What you have to do: Print, without any change, the lines of the listing from the one containing "x-tick-label: 50 <box>715 107 745 134</box>" through the one containing "Localize each UI", both included, and nothing else.

── Records for the exercise

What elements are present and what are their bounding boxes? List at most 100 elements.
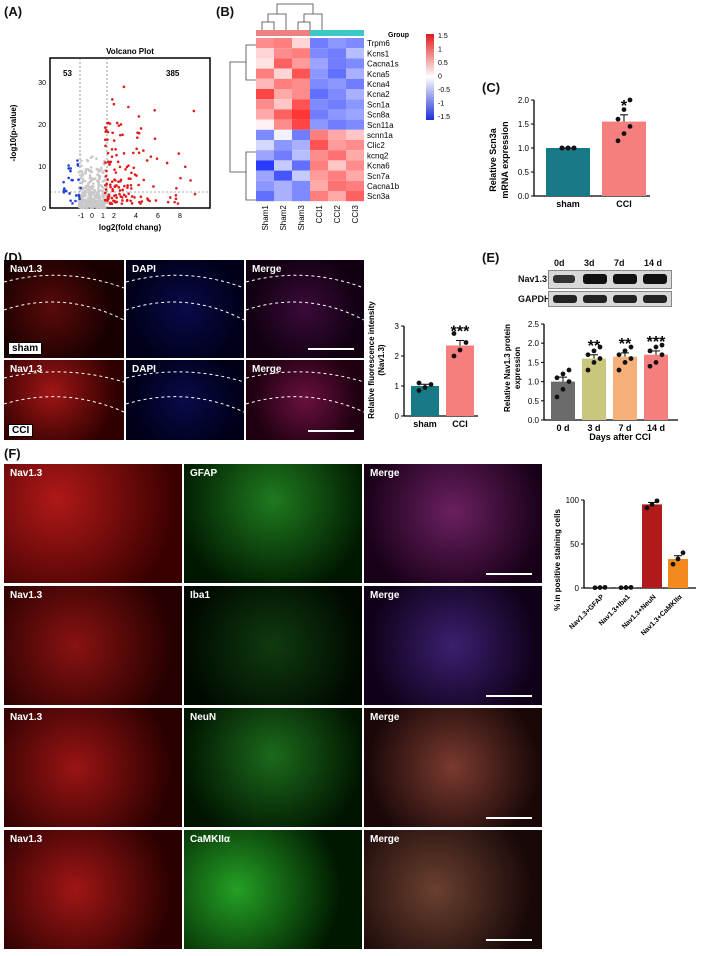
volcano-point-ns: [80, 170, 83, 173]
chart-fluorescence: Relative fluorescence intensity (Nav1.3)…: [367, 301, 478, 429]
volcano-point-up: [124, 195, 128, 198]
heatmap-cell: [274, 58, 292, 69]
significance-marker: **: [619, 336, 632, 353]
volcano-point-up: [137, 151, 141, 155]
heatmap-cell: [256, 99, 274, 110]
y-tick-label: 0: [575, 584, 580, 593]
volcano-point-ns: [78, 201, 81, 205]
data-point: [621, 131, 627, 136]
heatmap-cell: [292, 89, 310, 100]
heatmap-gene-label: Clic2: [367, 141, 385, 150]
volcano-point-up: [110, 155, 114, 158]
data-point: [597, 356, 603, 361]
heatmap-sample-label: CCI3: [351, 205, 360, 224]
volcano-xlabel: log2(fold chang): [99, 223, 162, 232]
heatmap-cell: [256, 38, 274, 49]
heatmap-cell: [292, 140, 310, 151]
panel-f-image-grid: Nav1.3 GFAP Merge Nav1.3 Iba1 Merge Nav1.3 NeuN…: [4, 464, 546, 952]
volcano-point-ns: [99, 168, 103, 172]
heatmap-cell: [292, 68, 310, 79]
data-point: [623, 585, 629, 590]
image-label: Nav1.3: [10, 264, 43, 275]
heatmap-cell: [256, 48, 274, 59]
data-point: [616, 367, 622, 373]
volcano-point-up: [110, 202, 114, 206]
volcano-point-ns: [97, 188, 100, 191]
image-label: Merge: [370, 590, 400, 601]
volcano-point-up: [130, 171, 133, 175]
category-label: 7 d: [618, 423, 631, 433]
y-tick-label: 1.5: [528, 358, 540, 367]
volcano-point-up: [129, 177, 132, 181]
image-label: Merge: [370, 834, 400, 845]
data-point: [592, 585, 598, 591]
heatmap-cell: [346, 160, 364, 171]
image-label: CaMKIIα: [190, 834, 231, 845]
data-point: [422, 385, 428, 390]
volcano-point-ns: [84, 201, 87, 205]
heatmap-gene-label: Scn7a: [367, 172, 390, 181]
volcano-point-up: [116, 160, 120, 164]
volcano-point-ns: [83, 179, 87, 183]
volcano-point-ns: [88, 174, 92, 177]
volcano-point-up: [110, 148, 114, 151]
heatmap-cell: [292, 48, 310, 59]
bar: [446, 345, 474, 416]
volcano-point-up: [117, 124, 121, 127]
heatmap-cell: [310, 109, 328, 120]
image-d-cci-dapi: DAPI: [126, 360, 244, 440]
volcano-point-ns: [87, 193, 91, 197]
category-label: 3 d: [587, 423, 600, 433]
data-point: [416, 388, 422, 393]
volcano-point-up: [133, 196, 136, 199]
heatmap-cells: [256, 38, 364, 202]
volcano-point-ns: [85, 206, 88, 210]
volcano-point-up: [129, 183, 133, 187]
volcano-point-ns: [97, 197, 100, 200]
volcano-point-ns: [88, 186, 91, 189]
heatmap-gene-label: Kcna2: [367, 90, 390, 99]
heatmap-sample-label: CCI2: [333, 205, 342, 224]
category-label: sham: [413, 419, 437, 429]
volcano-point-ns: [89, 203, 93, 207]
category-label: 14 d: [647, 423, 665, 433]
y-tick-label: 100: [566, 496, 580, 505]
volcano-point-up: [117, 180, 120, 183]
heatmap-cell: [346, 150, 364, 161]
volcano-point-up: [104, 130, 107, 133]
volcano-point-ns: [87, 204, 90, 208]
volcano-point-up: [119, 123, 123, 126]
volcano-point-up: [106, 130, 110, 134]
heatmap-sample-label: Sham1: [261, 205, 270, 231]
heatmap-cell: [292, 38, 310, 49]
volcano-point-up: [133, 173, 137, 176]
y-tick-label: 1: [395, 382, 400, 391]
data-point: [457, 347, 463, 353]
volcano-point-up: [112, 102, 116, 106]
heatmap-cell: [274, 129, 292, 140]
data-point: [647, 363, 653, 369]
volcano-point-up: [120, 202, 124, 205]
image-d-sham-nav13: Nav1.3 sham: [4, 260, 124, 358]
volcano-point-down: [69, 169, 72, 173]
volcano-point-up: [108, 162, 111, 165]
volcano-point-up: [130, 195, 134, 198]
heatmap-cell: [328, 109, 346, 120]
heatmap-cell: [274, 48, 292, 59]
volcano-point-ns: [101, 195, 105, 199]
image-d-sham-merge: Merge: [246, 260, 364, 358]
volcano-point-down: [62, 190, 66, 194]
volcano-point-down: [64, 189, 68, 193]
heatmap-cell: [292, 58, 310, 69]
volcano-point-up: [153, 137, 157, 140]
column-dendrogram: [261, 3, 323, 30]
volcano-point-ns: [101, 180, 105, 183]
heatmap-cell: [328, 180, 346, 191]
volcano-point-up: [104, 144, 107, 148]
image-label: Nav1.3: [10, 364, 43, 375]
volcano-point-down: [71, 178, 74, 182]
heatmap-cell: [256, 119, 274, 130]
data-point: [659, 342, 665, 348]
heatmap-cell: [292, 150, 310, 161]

────
── Records for the exercise

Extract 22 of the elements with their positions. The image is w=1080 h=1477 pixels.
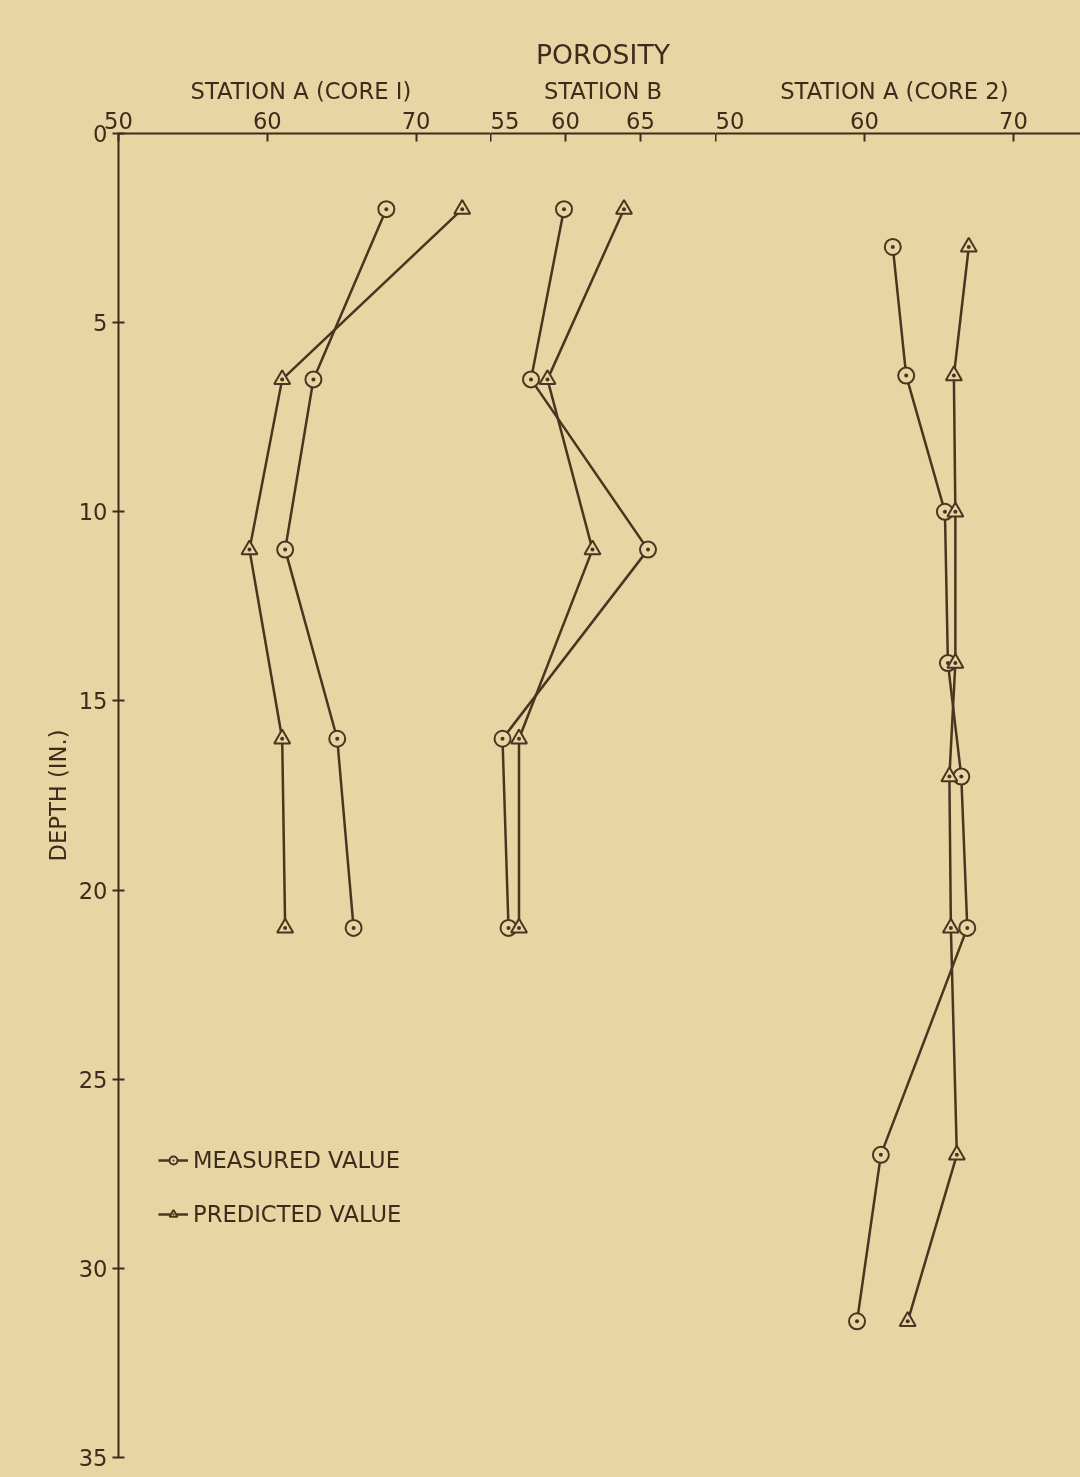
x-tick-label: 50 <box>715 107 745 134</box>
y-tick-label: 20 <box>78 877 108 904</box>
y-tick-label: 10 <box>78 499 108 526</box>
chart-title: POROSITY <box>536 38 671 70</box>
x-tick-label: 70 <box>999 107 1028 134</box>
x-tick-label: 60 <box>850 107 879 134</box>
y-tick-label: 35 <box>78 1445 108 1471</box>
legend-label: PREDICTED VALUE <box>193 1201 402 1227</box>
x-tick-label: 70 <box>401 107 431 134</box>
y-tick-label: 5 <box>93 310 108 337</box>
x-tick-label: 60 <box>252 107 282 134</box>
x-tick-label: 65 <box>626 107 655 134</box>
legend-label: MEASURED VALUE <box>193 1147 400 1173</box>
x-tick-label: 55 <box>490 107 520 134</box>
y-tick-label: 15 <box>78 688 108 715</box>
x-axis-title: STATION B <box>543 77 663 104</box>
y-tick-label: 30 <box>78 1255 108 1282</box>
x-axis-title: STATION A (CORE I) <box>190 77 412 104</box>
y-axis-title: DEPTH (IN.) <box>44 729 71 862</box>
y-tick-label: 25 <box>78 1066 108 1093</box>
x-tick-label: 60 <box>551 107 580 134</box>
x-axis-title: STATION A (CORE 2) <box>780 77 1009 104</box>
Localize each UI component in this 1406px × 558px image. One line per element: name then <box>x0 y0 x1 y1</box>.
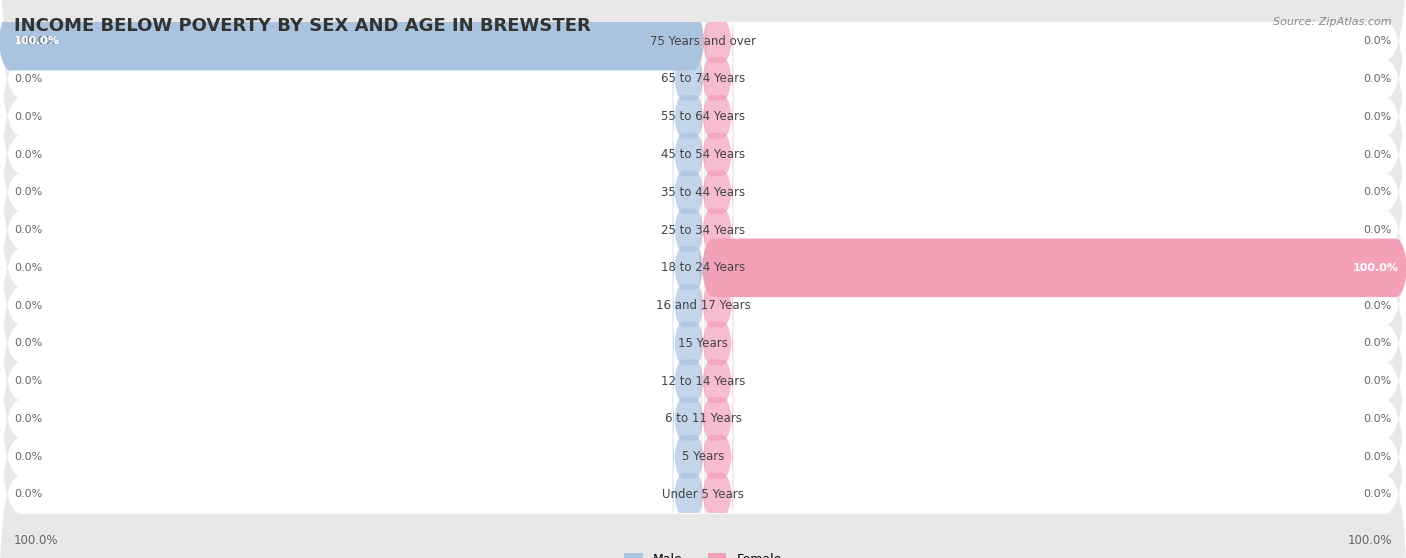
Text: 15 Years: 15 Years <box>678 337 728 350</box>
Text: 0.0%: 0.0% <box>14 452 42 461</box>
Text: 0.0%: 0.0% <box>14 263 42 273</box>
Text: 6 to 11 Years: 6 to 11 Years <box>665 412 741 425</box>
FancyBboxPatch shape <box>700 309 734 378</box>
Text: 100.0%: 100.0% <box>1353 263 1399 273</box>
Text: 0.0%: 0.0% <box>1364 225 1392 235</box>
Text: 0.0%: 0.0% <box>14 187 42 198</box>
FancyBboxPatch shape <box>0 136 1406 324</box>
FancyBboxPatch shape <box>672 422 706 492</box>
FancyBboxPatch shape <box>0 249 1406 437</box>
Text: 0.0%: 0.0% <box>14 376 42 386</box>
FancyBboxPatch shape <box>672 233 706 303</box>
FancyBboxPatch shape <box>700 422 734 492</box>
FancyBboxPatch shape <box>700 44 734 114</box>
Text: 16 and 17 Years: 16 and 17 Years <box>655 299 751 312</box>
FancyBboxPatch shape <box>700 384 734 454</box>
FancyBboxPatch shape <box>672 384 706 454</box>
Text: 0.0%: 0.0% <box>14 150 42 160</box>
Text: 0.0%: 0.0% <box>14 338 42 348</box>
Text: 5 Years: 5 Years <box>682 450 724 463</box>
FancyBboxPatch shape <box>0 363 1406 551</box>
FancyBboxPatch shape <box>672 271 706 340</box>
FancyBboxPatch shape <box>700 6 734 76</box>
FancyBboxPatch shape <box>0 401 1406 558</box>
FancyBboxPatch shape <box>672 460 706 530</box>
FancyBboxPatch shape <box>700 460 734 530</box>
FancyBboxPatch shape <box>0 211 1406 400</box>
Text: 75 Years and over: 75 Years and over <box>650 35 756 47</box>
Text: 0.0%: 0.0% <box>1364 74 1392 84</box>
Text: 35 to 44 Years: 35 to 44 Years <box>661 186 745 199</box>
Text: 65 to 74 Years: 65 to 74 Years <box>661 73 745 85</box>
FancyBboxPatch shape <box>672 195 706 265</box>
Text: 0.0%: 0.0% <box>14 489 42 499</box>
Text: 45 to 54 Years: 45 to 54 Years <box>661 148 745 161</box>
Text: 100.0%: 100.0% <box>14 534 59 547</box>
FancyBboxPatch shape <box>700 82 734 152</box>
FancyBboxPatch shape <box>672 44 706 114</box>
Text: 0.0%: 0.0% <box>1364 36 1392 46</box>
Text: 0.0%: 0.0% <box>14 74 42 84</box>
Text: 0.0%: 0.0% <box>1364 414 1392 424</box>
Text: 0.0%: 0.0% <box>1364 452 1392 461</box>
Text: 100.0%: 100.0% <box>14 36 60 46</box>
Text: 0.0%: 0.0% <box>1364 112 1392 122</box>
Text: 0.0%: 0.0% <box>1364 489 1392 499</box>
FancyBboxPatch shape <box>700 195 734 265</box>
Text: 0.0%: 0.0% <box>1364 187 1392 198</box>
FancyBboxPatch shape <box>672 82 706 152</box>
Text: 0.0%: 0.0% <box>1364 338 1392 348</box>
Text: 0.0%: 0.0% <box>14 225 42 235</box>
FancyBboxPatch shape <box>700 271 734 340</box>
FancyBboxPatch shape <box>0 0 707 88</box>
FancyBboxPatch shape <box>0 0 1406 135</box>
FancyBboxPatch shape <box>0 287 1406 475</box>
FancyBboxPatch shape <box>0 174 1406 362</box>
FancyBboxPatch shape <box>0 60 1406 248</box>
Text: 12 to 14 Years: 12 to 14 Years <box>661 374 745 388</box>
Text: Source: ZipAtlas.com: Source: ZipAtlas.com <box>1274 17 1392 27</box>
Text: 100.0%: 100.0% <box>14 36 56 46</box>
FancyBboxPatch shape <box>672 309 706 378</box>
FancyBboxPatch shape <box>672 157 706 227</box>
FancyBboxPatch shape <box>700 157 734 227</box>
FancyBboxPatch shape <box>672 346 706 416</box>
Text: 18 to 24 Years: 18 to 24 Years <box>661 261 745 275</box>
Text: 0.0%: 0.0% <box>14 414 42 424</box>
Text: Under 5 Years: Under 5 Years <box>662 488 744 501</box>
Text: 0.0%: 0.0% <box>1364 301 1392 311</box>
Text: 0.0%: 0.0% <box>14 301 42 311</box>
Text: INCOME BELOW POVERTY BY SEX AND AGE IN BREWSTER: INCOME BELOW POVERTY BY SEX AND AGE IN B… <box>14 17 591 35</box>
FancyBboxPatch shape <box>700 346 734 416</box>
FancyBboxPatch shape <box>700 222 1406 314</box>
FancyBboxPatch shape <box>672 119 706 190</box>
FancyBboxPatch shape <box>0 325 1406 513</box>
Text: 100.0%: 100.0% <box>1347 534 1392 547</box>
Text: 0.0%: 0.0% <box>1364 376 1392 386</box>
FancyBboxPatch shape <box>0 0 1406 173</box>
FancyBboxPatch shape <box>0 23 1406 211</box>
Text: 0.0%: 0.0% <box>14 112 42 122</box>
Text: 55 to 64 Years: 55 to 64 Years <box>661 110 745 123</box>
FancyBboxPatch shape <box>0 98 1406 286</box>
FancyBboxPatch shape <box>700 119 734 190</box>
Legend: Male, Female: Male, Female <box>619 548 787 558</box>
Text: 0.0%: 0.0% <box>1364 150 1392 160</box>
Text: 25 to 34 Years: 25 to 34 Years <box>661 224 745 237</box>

────
── Records for the exercise

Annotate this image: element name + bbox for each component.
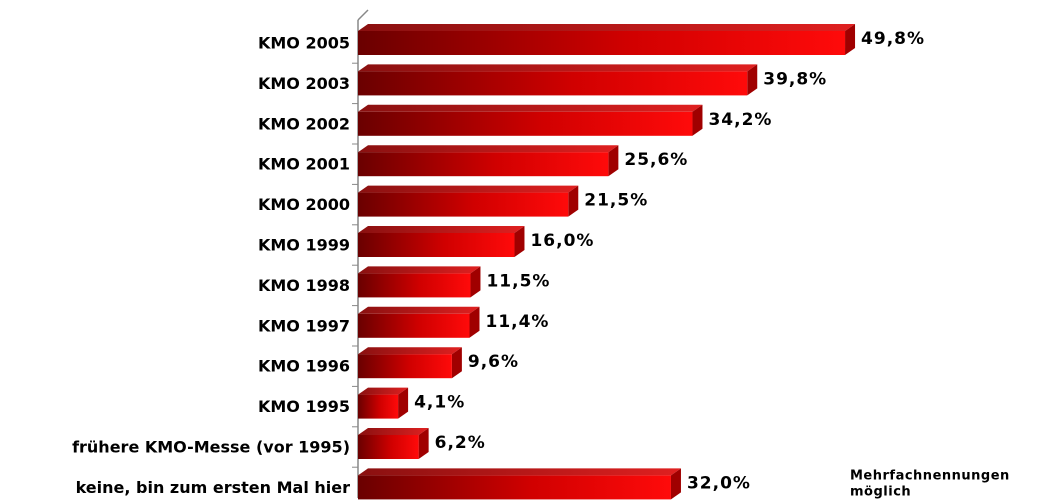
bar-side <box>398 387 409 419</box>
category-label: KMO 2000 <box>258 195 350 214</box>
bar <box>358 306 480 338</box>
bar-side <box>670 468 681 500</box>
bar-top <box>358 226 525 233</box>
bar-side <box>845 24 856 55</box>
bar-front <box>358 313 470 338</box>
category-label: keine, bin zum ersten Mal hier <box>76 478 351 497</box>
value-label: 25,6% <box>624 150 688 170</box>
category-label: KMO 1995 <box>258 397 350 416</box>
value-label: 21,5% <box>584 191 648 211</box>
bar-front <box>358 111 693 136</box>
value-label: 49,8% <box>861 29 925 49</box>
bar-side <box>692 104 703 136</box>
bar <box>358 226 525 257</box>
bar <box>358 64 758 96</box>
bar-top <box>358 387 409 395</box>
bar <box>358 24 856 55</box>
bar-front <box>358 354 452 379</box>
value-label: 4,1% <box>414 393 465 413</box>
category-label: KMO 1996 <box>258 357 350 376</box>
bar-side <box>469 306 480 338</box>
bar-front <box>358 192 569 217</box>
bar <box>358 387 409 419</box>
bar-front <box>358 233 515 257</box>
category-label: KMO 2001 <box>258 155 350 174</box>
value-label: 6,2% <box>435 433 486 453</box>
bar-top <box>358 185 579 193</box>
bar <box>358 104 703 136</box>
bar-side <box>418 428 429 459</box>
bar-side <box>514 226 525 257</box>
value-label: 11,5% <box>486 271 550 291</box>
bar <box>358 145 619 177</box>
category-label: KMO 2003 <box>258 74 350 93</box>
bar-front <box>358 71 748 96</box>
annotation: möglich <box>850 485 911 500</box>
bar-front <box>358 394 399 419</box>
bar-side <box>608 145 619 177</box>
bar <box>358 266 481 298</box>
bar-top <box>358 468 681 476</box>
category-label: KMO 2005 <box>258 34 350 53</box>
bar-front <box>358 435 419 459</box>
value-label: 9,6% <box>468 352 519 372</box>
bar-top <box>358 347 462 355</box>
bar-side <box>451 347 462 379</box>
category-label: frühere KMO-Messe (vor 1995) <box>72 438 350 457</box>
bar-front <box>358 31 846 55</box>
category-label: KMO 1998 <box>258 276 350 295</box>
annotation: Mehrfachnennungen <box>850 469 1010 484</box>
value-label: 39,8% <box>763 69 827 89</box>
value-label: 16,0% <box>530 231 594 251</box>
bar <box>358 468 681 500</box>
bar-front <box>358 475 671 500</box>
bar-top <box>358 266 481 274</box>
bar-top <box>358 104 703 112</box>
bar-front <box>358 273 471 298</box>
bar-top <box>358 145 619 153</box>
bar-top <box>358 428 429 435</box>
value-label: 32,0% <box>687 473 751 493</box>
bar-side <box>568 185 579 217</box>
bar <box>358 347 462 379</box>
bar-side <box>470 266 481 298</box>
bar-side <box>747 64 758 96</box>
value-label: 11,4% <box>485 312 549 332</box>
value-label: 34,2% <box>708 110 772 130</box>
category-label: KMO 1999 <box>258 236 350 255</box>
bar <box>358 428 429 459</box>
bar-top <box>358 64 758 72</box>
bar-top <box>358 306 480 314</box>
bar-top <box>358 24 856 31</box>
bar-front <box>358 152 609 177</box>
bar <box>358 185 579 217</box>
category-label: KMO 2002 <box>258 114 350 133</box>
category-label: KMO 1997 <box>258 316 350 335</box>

────

Exercise output:
x-tick-label: 50 <box>715 107 745 134</box>
y-tick-label: 20 <box>78 877 108 904</box>
y-tick-label: 10 <box>78 499 108 526</box>
chart-title: POROSITY <box>536 38 671 70</box>
x-tick-label: 70 <box>999 107 1028 134</box>
x-tick-label: 60 <box>850 107 879 134</box>
y-tick-label: 35 <box>78 1445 108 1471</box>
legend-label: PREDICTED VALUE <box>193 1201 402 1227</box>
x-tick-label: 70 <box>401 107 431 134</box>
y-tick-label: 5 <box>93 310 108 337</box>
x-tick-label: 60 <box>252 107 282 134</box>
x-tick-label: 65 <box>626 107 655 134</box>
legend-label: MEASURED VALUE <box>193 1147 400 1173</box>
x-tick-label: 55 <box>490 107 520 134</box>
y-tick-label: 15 <box>78 688 108 715</box>
x-axis-title: STATION B <box>543 77 663 104</box>
y-tick-label: 30 <box>78 1255 108 1282</box>
x-axis-title: STATION A (CORE I) <box>190 77 412 104</box>
y-axis-title: DEPTH (IN.) <box>44 729 71 862</box>
y-tick-label: 25 <box>78 1066 108 1093</box>
x-tick-label: 60 <box>551 107 580 134</box>
x-axis-title: STATION A (CORE 2) <box>780 77 1009 104</box>
Localize each UI component in this 1406px × 558px image. One line per element: name then <box>x0 y0 x1 y1</box>.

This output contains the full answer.